Select and reproduce each line of the listing below that bears the string "source".

-.-.-

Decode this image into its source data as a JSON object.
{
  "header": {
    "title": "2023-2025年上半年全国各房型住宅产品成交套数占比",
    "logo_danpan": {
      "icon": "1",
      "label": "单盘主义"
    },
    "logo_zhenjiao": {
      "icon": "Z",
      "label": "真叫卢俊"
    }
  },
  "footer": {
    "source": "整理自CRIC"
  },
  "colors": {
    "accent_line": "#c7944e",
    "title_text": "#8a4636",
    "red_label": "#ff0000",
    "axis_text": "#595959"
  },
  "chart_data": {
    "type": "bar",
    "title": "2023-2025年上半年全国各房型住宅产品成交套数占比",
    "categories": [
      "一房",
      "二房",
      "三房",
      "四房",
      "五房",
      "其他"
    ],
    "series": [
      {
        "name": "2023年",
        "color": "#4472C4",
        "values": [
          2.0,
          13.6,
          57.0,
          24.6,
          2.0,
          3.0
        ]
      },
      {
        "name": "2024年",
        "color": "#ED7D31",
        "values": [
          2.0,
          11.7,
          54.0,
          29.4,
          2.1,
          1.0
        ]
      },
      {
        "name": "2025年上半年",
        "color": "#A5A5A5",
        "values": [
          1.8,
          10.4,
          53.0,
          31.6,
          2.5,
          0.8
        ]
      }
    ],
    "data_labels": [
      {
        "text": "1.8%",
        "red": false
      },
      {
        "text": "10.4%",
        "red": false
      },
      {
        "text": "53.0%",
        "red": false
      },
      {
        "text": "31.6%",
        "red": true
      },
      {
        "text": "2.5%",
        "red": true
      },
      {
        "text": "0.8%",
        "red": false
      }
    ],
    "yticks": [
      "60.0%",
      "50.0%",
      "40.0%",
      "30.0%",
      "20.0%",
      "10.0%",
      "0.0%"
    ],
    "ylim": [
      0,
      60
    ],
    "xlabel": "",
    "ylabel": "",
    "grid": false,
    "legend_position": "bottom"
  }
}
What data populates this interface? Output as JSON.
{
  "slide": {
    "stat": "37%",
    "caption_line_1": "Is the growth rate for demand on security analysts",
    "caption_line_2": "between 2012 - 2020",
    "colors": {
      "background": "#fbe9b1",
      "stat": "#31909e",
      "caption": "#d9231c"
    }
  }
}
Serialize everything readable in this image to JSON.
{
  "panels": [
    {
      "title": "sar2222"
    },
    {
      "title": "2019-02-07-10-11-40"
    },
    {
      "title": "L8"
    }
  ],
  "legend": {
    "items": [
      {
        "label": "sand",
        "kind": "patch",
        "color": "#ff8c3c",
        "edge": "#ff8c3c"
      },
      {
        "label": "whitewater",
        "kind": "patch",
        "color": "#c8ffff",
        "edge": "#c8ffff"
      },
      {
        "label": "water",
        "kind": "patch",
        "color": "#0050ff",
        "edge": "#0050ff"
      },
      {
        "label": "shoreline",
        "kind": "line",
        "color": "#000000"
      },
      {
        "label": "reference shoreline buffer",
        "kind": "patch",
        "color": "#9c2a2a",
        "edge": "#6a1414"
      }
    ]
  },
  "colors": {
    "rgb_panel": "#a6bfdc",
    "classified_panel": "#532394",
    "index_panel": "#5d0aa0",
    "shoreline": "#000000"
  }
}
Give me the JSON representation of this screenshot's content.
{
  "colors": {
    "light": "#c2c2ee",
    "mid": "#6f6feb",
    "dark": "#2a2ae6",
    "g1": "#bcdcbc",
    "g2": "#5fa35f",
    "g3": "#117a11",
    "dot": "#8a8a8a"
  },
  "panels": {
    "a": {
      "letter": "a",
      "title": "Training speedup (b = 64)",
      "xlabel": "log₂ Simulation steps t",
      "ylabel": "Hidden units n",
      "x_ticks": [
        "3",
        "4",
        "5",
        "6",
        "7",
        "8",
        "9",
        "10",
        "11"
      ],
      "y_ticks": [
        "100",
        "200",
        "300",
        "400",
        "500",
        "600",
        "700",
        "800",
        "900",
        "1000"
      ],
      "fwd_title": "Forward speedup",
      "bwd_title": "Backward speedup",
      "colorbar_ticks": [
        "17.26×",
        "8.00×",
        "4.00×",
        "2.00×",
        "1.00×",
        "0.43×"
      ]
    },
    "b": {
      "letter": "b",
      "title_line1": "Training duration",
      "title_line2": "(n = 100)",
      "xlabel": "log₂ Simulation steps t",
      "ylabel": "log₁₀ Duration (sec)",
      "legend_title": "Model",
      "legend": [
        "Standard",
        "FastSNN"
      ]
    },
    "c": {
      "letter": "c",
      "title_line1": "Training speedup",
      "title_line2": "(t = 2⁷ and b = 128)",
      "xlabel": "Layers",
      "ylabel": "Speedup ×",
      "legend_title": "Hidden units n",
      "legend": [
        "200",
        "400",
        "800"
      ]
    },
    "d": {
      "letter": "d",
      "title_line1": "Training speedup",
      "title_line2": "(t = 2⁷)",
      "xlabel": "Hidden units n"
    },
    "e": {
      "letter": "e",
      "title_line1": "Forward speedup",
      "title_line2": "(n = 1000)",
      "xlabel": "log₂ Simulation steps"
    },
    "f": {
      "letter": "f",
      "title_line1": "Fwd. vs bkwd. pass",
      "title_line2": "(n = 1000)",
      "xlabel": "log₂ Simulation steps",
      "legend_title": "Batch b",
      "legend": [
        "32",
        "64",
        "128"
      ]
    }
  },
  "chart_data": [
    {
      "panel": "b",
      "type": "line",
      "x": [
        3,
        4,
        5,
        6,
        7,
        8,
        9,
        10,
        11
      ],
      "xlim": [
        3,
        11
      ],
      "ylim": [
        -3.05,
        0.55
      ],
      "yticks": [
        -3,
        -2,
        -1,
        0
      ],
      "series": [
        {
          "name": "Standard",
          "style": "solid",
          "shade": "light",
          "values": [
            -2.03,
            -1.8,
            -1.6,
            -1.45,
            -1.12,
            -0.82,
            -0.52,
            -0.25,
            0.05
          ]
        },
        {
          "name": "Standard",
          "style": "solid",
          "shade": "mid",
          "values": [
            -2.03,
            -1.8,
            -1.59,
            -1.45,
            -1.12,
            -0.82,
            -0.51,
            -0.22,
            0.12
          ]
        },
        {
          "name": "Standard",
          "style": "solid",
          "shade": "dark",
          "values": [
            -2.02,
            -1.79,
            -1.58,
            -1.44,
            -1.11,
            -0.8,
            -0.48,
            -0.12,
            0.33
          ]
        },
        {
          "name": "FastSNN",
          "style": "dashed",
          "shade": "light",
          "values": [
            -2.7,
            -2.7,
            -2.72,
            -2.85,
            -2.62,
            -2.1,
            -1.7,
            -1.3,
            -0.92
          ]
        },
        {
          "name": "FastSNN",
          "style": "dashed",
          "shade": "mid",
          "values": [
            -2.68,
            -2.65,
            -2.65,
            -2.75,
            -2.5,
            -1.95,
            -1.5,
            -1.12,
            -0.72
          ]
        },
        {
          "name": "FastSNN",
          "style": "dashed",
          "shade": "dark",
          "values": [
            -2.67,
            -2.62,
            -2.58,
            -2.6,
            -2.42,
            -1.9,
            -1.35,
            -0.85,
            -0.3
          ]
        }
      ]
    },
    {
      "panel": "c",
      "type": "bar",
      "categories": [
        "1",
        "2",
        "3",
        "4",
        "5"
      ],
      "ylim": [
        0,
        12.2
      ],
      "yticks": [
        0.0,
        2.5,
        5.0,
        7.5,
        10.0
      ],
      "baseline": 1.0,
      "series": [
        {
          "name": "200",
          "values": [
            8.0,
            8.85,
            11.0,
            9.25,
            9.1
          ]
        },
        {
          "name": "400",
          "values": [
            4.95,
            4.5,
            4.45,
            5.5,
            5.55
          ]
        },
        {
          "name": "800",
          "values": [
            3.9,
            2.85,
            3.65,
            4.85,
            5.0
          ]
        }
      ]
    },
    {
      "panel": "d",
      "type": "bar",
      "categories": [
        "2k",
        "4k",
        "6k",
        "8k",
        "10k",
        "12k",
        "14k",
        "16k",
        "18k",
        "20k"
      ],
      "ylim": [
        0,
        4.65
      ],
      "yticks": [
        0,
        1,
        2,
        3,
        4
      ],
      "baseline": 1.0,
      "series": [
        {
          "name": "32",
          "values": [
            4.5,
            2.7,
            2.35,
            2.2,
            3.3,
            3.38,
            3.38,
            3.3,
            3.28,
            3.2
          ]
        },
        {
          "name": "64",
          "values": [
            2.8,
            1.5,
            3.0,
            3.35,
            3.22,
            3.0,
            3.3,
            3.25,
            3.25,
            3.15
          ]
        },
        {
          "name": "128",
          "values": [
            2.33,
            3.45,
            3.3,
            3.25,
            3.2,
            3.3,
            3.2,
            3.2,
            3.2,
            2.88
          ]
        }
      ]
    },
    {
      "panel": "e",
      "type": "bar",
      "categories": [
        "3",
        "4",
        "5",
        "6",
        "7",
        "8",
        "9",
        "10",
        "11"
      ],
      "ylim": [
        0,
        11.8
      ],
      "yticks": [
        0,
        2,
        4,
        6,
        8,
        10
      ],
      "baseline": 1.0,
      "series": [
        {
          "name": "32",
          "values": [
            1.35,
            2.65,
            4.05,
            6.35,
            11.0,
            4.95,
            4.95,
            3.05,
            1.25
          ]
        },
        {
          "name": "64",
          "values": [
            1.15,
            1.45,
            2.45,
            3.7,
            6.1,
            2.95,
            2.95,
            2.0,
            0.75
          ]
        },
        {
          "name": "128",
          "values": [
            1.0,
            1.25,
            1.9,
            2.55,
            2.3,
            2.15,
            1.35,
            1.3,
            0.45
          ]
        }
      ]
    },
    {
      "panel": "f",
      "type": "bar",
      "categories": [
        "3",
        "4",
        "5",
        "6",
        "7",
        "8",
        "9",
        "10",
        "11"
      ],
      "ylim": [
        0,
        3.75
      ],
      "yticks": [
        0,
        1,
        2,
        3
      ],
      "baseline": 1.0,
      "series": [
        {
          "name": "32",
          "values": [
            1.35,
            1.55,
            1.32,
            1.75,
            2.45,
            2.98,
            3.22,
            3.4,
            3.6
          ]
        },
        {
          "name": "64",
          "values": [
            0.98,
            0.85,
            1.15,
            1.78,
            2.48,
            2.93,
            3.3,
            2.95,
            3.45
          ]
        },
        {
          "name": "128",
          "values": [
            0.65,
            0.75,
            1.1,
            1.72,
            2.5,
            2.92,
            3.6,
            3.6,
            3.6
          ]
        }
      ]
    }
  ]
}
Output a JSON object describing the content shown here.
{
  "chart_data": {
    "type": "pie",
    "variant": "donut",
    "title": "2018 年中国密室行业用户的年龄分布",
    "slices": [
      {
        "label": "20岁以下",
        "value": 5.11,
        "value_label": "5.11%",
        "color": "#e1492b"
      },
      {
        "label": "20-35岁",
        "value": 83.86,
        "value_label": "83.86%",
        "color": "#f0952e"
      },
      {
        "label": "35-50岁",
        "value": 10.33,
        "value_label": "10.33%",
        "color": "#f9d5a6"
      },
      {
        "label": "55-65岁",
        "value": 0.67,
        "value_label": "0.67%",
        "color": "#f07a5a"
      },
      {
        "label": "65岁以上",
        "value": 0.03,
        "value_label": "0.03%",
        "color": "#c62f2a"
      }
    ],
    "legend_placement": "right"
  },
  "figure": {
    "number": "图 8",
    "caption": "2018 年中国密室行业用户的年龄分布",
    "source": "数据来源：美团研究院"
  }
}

-.-.-

_PROBLEM SOLUTION_
Decode this image into its source data as a JSON object.
    "source": "整理自CRIC"
    "source": "数据来源：美团研究院"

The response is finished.